◆ Stated goal
Without the pictures, copy all the entries below exactly.
═════ Data entries
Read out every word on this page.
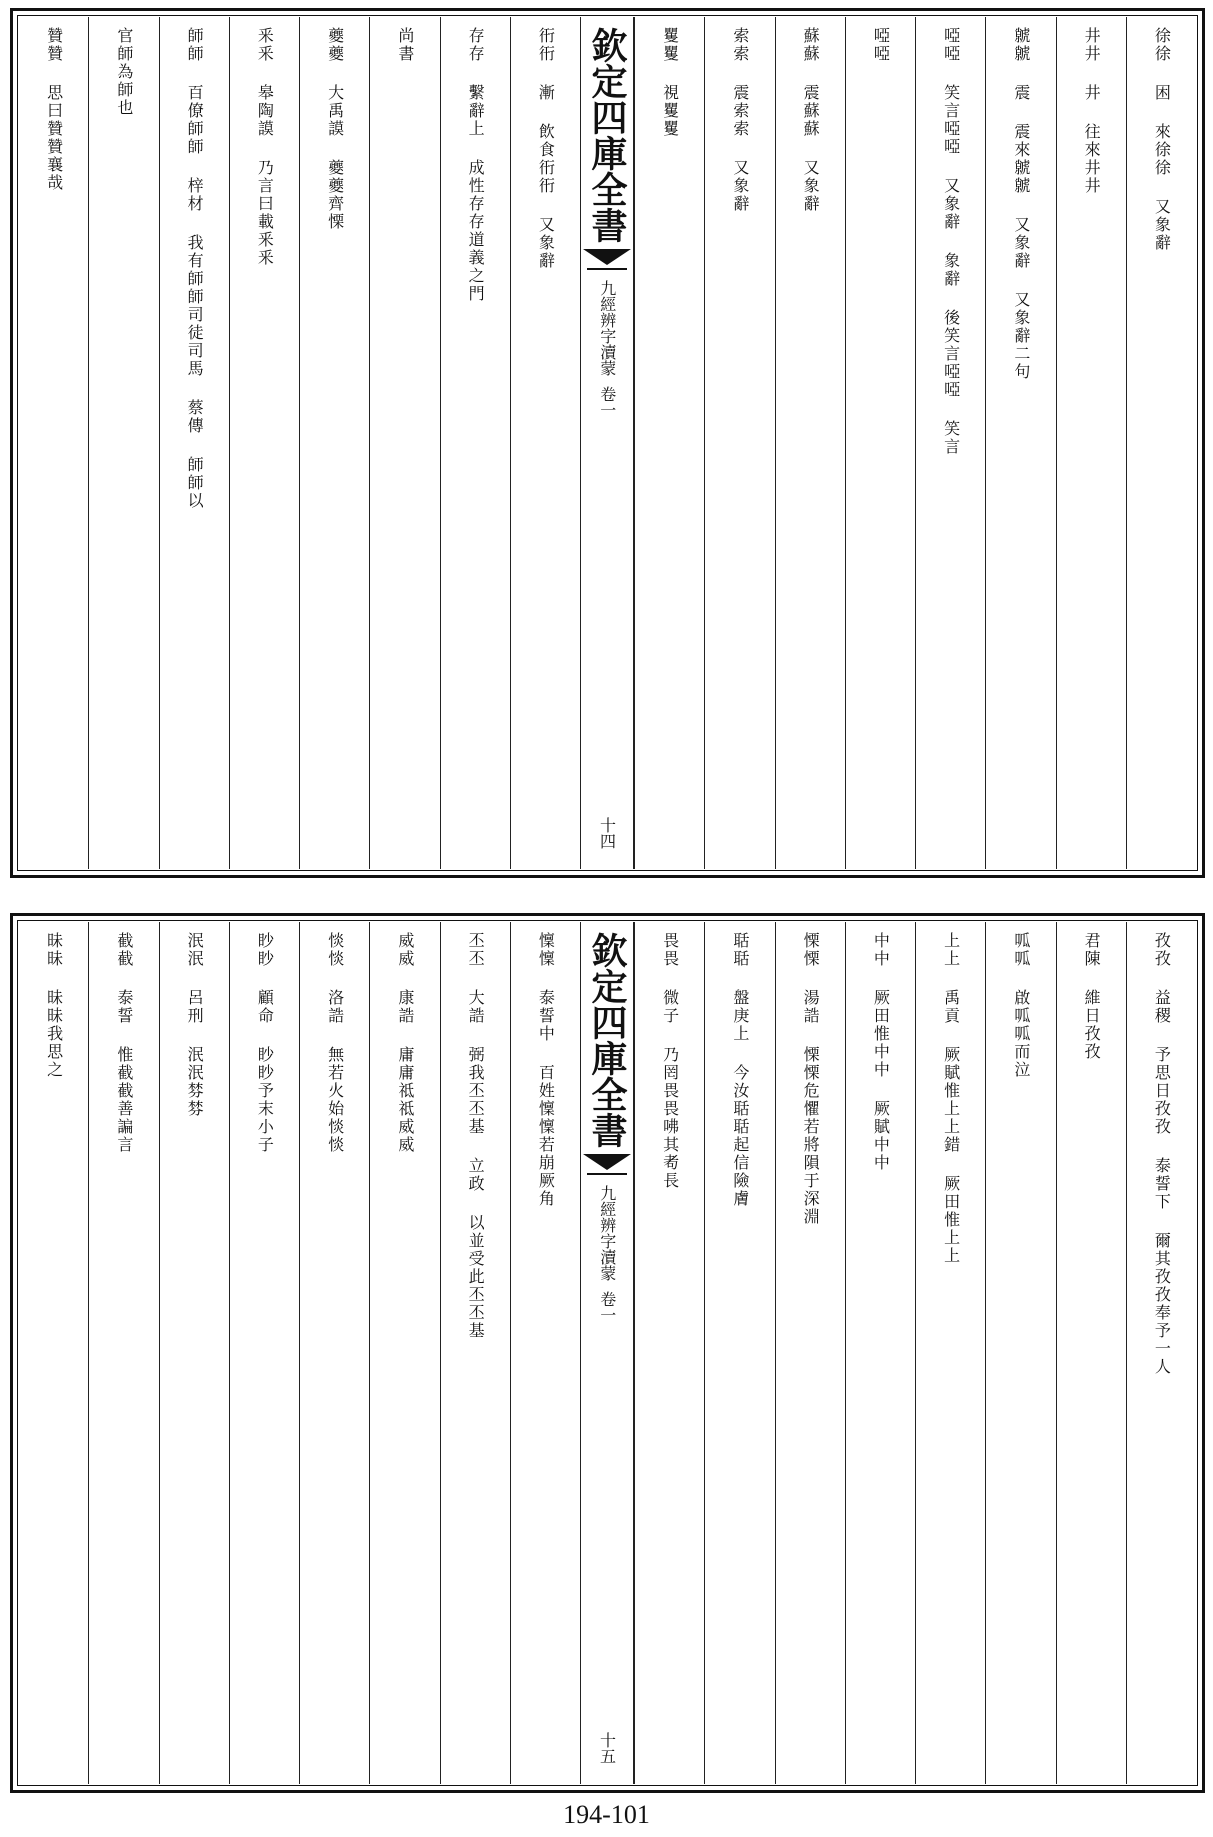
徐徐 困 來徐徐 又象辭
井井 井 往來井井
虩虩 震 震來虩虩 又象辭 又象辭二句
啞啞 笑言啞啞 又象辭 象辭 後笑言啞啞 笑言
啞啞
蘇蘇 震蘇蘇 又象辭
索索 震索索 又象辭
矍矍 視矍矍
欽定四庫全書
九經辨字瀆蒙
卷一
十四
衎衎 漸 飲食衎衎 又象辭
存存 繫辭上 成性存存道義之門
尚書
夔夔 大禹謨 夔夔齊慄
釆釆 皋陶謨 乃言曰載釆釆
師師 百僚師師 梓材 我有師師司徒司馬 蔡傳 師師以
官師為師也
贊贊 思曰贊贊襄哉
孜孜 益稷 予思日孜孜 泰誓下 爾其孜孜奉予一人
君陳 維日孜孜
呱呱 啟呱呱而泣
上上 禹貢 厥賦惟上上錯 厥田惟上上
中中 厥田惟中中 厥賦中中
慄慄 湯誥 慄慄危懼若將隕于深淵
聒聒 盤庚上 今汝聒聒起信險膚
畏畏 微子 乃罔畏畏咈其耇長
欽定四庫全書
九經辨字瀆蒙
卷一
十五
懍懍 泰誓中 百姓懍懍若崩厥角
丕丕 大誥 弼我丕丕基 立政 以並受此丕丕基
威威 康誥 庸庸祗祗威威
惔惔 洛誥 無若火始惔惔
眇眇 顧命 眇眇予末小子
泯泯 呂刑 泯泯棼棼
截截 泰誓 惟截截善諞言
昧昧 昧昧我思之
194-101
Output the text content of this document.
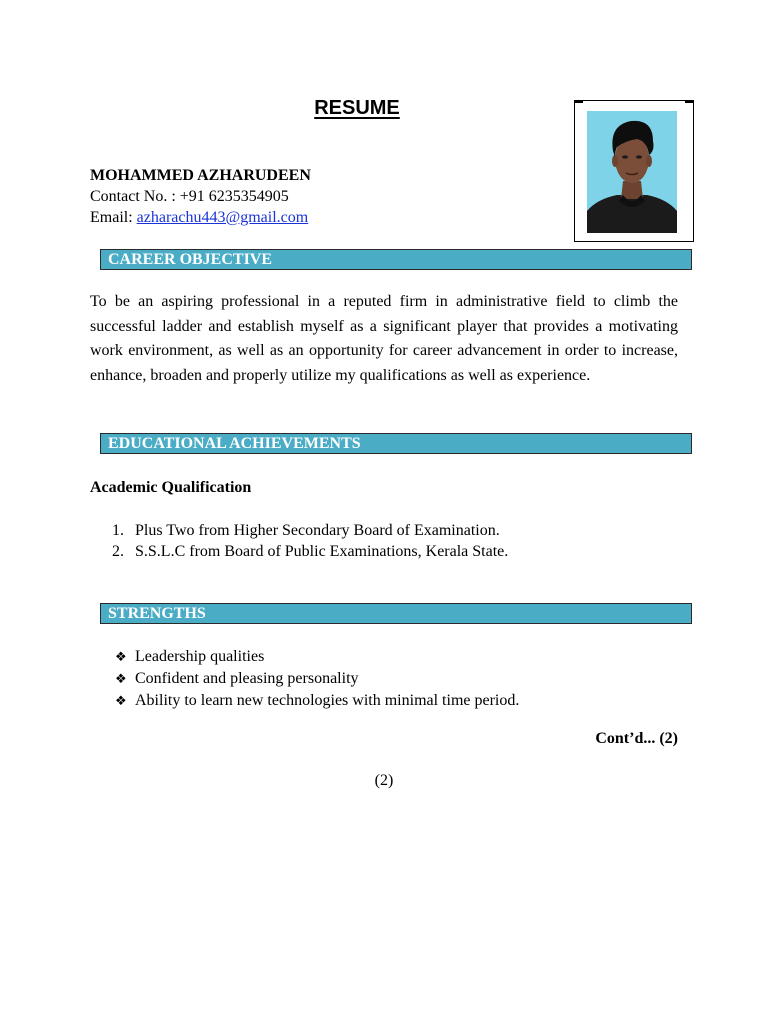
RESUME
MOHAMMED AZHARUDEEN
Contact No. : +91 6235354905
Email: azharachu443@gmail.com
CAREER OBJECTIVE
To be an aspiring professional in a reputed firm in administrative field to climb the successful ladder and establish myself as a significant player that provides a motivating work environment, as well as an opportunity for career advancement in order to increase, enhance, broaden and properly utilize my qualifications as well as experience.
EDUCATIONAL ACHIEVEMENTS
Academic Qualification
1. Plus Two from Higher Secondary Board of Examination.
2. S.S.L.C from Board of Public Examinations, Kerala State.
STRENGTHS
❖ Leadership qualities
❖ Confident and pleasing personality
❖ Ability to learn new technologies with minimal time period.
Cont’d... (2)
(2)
══════════
◆ Response to the exercise
Read out every word on this page.
徐徐 困 來徐徐 又象辭
井井 井 往來井井
虩虩 震 震來虩虩 又象辭 又象辭二句
啞啞 笑言啞啞 又象辭 象辭 後笑言啞啞 笑言
啞啞
蘇蘇 震蘇蘇 又象辭
索索 震索索 又象辭
矍矍 視矍矍
欽定四庫全書
九經辨字瀆蒙
卷一
十四
衎衎 漸 飲食衎衎 又象辭
存存 繫辭上 成性存存道義之門
尚書
夔夔 大禹謨 夔夔齊慄
釆釆 皋陶謨 乃言曰載釆釆
師師 百僚師師 梓材 我有師師司徒司馬 蔡傳 師師以
官師為師也
贊贊 思曰贊贊襄哉
孜孜 益稷 予思日孜孜 泰誓下 爾其孜孜奉予一人
君陳 維日孜孜
呱呱 啟呱呱而泣
上上 禹貢 厥賦惟上上錯 厥田惟上上
中中 厥田惟中中 厥賦中中
慄慄 湯誥 慄慄危懼若將隕于深淵
聒聒 盤庚上 今汝聒聒起信險膚
畏畏 微子 乃罔畏畏咈其耇長
欽定四庫全書
九經辨字瀆蒙
卷一
十五
懍懍 泰誓中 百姓懍懍若崩厥角
丕丕 大誥 弼我丕丕基 立政 以並受此丕丕基
威威 康誥 庸庸祗祗威威
惔惔 洛誥 無若火始惔惔
眇眇 顧命 眇眇予末小子
泯泯 呂刑 泯泯棼棼
截截 泰誓 惟截截善諞言
昧昧 昧昧我思之
194-101
Output the text content of this document.
RESUME
MOHAMMED AZHARUDEEN
Contact No. : +91 6235354905
Email: azharachu443@gmail.com
CAREER OBJECTIVE
To be an aspiring professional in a reputed firm in administrative field to climb the successful ladder and establish myself as a significant player that provides a motivating work environment, as well as an opportunity for career advancement in order to increase, enhance, broaden and properly utilize my qualifications as well as experience.
EDUCATIONAL ACHIEVEMENTS
Academic Qualification
1. Plus Two from Higher Secondary Board of Examination.
2. S.S.L.C from Board of Public Examinations, Kerala State.
STRENGTHS
❖ Leadership qualities
❖ Confident and pleasing personality
❖ Ability to learn new technologies with minimal time period.
Cont’d... (2)
(2)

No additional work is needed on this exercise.